# Stated goal
Please state how many lines in the records contain the string "JSON", with no words besides the number.

** START Supplied data **

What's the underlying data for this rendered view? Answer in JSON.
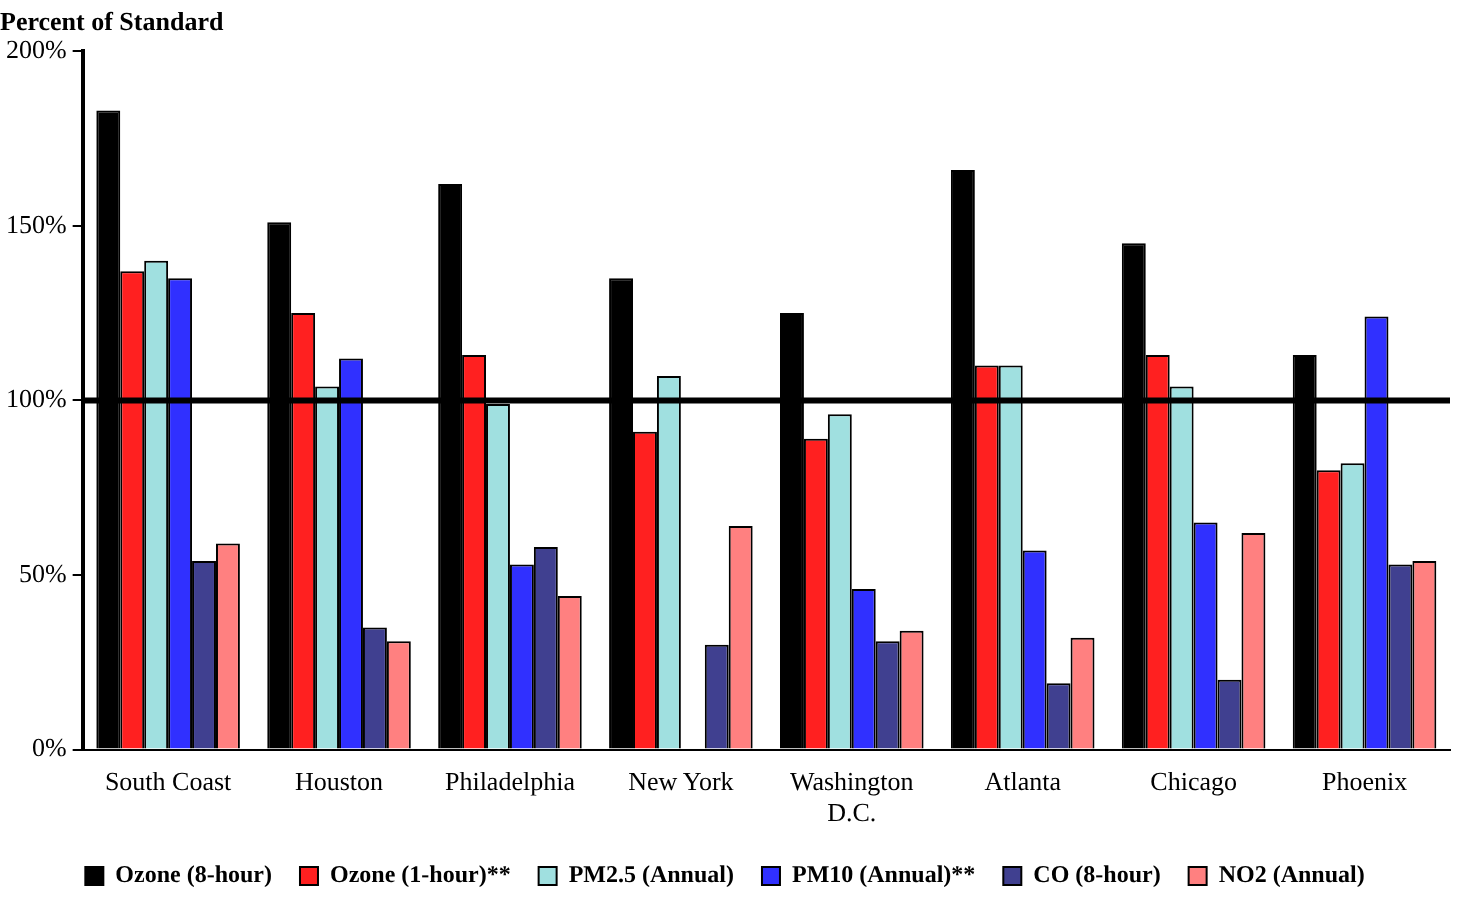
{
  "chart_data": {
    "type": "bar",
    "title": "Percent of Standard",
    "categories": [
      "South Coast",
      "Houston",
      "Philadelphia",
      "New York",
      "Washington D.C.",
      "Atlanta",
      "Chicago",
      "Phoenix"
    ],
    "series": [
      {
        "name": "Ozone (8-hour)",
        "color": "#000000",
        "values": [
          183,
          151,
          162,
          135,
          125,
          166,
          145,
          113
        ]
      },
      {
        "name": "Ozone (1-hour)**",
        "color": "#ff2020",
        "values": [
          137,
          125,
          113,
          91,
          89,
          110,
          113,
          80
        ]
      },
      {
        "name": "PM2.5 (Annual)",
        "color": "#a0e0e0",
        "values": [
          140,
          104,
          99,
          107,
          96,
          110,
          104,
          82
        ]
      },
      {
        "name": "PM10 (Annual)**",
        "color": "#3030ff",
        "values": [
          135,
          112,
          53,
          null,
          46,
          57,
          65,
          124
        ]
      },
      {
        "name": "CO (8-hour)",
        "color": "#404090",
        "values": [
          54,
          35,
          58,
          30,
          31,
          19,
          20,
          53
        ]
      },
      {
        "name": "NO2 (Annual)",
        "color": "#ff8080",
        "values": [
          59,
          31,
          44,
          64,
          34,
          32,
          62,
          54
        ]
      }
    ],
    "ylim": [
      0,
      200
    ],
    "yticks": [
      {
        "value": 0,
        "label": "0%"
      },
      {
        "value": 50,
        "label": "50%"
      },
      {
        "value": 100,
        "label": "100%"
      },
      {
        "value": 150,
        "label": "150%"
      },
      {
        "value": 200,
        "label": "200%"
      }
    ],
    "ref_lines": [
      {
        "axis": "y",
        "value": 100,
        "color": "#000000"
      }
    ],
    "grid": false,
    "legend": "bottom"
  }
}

** END Supplied data **
** START Supplied data **

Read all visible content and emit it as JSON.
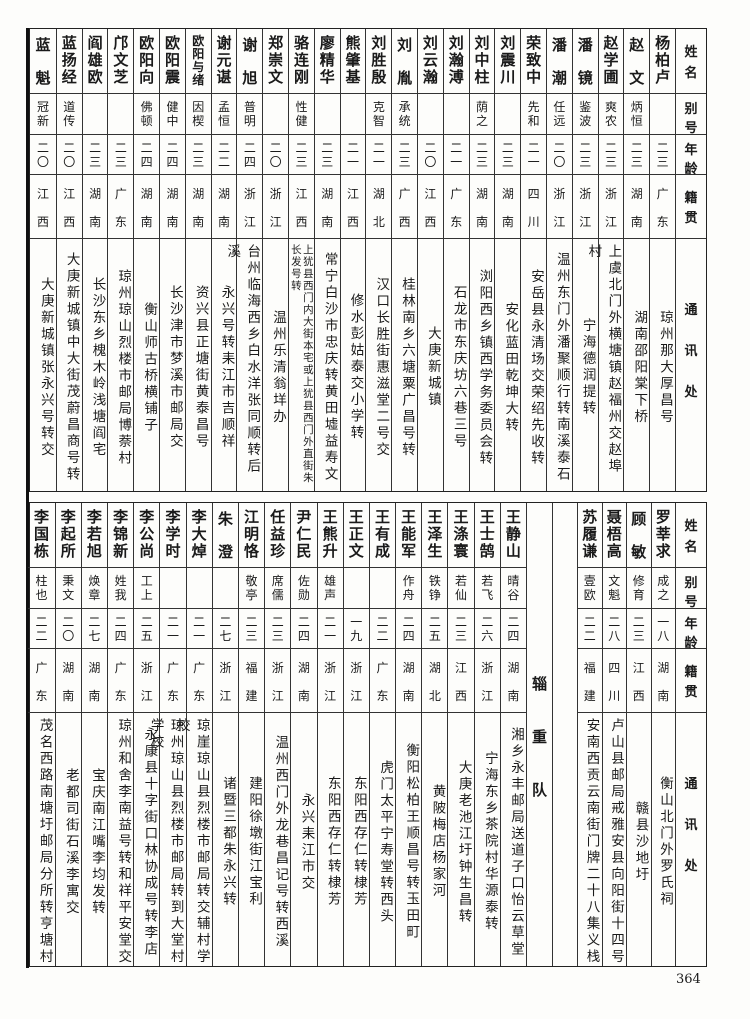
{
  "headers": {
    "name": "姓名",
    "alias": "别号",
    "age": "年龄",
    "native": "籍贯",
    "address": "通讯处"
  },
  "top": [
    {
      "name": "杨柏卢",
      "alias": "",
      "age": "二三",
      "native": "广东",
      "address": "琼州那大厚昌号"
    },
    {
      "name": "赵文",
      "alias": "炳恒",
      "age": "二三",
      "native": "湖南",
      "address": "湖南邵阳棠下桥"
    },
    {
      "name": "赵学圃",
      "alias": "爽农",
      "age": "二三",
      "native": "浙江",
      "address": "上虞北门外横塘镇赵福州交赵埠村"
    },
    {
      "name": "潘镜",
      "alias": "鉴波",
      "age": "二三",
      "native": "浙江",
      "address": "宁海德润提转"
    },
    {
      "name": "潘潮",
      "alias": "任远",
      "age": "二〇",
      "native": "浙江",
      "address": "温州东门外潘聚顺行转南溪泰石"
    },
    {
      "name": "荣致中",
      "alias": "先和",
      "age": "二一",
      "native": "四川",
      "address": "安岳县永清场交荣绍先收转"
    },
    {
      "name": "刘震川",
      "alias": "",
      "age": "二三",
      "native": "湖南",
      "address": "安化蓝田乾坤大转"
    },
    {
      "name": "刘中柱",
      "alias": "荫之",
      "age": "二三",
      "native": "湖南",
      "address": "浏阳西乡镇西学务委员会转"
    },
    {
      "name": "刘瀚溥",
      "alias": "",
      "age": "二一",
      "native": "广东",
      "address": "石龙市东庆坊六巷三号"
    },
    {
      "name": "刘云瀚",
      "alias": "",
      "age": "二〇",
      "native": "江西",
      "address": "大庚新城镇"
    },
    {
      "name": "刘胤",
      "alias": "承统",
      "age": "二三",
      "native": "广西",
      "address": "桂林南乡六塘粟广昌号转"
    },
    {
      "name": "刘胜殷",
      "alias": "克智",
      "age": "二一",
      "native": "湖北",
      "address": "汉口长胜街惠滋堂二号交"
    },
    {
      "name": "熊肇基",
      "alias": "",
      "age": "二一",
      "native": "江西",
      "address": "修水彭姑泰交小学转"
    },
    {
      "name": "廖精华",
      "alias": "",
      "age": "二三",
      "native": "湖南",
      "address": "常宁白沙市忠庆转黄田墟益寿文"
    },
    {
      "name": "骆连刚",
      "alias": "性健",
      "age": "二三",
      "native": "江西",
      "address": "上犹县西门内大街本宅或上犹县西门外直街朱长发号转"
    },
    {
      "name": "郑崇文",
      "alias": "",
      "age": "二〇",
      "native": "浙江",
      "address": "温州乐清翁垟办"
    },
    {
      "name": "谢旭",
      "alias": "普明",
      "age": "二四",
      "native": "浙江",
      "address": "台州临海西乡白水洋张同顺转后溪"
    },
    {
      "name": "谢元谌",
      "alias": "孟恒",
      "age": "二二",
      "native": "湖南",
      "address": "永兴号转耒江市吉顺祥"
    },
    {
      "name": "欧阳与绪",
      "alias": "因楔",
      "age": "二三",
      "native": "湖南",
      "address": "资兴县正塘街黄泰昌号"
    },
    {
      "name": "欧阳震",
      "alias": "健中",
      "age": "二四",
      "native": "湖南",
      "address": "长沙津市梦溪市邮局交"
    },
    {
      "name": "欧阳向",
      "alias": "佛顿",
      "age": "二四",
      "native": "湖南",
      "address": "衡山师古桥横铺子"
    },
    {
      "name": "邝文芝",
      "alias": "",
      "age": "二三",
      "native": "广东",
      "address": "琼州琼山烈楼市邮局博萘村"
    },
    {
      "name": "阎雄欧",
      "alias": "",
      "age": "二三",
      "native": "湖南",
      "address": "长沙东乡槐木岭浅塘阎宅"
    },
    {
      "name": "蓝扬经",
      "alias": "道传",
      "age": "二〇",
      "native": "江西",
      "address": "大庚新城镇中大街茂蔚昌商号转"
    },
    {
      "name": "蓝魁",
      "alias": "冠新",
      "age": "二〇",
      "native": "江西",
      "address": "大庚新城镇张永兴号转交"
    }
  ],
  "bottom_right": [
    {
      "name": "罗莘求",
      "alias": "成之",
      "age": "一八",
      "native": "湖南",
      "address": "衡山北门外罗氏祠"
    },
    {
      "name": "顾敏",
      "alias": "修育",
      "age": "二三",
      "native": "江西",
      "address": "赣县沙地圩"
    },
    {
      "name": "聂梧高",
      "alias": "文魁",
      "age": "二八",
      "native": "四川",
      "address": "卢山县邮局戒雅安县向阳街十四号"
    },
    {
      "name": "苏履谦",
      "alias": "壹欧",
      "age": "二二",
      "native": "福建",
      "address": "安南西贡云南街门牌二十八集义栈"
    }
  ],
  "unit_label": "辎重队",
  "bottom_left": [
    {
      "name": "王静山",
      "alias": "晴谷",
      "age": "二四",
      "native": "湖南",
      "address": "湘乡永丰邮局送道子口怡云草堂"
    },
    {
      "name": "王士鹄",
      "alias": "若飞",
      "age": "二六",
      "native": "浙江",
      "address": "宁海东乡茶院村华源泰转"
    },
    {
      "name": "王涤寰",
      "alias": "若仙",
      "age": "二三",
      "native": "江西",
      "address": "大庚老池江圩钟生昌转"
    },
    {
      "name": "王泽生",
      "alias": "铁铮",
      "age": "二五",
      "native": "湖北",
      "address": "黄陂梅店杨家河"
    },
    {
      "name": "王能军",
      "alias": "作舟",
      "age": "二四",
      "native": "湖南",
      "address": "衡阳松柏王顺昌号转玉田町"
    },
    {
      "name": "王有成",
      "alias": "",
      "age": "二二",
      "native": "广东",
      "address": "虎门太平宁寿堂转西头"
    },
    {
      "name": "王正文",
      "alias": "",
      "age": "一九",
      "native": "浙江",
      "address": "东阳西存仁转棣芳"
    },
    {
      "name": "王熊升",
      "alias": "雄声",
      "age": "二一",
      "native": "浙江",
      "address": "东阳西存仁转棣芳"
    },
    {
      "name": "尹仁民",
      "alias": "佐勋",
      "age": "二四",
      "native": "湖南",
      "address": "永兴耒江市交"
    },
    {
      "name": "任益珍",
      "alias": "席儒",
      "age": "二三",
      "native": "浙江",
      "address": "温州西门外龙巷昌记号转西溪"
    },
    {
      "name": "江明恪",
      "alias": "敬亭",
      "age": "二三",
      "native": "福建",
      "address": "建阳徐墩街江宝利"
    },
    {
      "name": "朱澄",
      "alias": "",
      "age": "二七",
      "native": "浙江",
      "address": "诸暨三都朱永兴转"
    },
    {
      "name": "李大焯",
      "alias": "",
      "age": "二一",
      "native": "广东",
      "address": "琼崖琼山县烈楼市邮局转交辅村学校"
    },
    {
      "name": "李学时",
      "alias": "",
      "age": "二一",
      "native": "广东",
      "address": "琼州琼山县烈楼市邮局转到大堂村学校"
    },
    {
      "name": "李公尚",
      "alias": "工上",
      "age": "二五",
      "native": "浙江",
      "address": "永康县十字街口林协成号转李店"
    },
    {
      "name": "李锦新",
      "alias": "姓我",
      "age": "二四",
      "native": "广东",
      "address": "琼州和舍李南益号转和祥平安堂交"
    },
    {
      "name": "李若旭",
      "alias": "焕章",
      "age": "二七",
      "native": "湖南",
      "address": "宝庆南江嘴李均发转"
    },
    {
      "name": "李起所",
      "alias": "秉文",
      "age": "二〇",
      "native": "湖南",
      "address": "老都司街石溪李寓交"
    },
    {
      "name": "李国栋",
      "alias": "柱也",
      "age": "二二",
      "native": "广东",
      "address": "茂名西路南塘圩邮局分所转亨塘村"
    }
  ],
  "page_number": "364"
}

** END Supplied data **

# Answer to the problem
2